[Dataset records]

********************

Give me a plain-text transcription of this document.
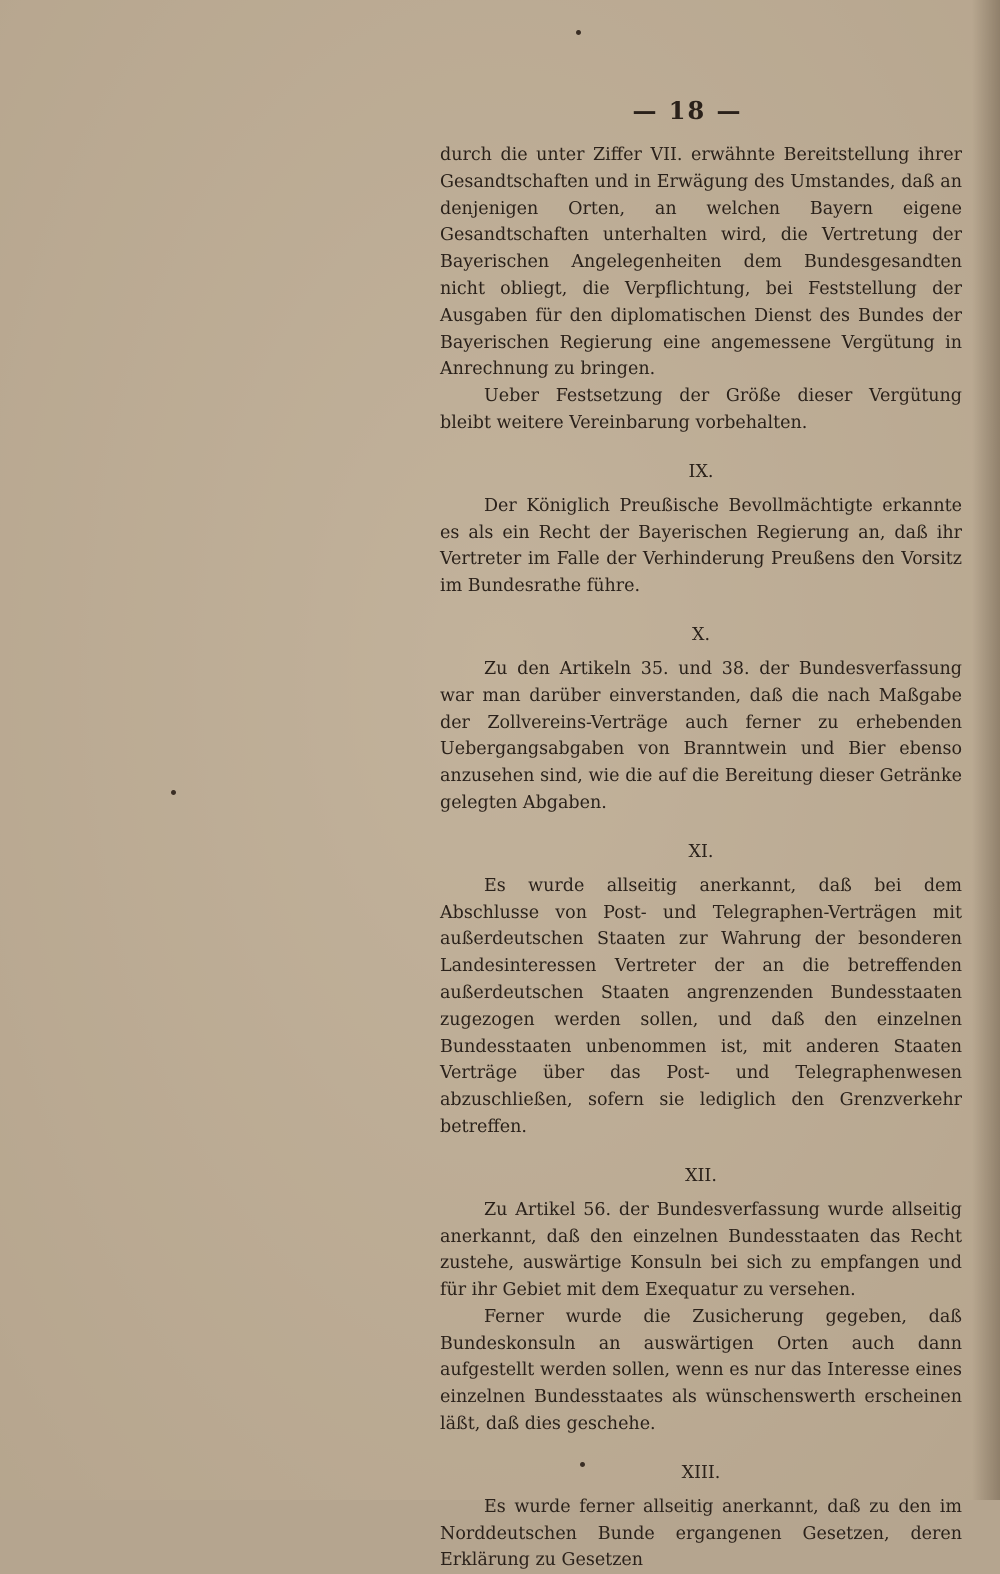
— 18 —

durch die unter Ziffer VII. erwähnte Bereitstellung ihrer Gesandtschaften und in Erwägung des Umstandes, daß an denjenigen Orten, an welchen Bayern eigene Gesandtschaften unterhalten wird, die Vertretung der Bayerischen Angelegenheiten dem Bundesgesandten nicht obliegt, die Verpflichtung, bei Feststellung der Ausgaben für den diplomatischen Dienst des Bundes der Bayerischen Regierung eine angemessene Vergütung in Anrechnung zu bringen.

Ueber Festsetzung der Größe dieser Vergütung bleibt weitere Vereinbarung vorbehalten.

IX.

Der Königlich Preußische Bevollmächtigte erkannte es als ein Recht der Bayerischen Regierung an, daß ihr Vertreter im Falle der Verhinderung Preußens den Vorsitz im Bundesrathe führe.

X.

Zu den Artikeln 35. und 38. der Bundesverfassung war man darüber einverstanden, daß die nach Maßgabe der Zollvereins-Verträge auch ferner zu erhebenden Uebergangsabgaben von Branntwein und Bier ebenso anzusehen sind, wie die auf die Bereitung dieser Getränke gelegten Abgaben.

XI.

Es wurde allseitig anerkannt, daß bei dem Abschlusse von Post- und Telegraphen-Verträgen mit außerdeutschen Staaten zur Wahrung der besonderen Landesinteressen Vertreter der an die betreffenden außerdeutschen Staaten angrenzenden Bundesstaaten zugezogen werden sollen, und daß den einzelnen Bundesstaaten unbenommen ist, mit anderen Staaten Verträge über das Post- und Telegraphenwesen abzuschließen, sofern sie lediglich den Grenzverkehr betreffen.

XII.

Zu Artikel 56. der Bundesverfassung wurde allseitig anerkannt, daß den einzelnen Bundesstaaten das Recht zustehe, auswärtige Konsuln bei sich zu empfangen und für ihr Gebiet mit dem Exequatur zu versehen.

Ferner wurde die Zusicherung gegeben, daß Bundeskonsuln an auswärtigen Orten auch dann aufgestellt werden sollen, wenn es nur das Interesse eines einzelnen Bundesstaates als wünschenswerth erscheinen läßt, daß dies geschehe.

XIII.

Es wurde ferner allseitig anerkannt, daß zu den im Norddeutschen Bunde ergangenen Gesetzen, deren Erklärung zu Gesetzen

********************

To do:
Your copy of the data above should match it exactly, except that pictures are left out.

Reply:
Give me a plain-text transcription of this document.
— 18 —

durch die unter Ziffer VII. erwähnte Bereitstellung ihrer Gesandtschaften und in Erwägung des Umstandes, daß an denjenigen Orten, an welchen Bayern eigene Gesandtschaften unterhalten wird, die Vertretung der Bayerischen Angelegenheiten dem Bundesgesandten nicht obliegt, die Verpflichtung, bei Feststellung der Ausgaben für den diplomatischen Dienst des Bundes der Bayerischen Regierung eine angemessene Vergütung in Anrechnung zu bringen.

Ueber Festsetzung der Größe dieser Vergütung bleibt weitere Vereinbarung vorbehalten.

IX.

Der Königlich Preußische Bevollmächtigte erkannte es als ein Recht der Bayerischen Regierung an, daß ihr Vertreter im Falle der Verhinderung Preußens den Vorsitz im Bundesrathe führe.

X.

Zu den Artikeln 35. und 38. der Bundesverfassung war man darüber einverstanden, daß die nach Maßgabe der Zollvereins-Verträge auch ferner zu erhebenden Uebergangsabgaben von Branntwein und Bier ebenso anzusehen sind, wie die auf die Bereitung dieser Getränke gelegten Abgaben.

XI.

Es wurde allseitig anerkannt, daß bei dem Abschlusse von Post- und Telegraphen-Verträgen mit außerdeutschen Staaten zur Wahrung der besonderen Landesinteressen Vertreter der an die betreffenden außerdeutschen Staaten angrenzenden Bundesstaaten zugezogen werden sollen, und daß den einzelnen Bundesstaaten unbenommen ist, mit anderen Staaten Verträge über das Post- und Telegraphenwesen abzuschließen, sofern sie lediglich den Grenzverkehr betreffen.

XII.

Zu Artikel 56. der Bundesverfassung wurde allseitig anerkannt, daß den einzelnen Bundesstaaten das Recht zustehe, auswärtige Konsuln bei sich zu empfangen und für ihr Gebiet mit dem Exequatur zu versehen.

Ferner wurde die Zusicherung gegeben, daß Bundeskonsuln an auswärtigen Orten auch dann aufgestellt werden sollen, wenn es nur das Interesse eines einzelnen Bundesstaates als wünschenswerth erscheinen läßt, daß dies geschehe.

XIII.

Es wurde ferner allseitig anerkannt, daß zu den im Norddeutschen Bunde ergangenen Gesetzen, deren Erklärung zu Gesetzen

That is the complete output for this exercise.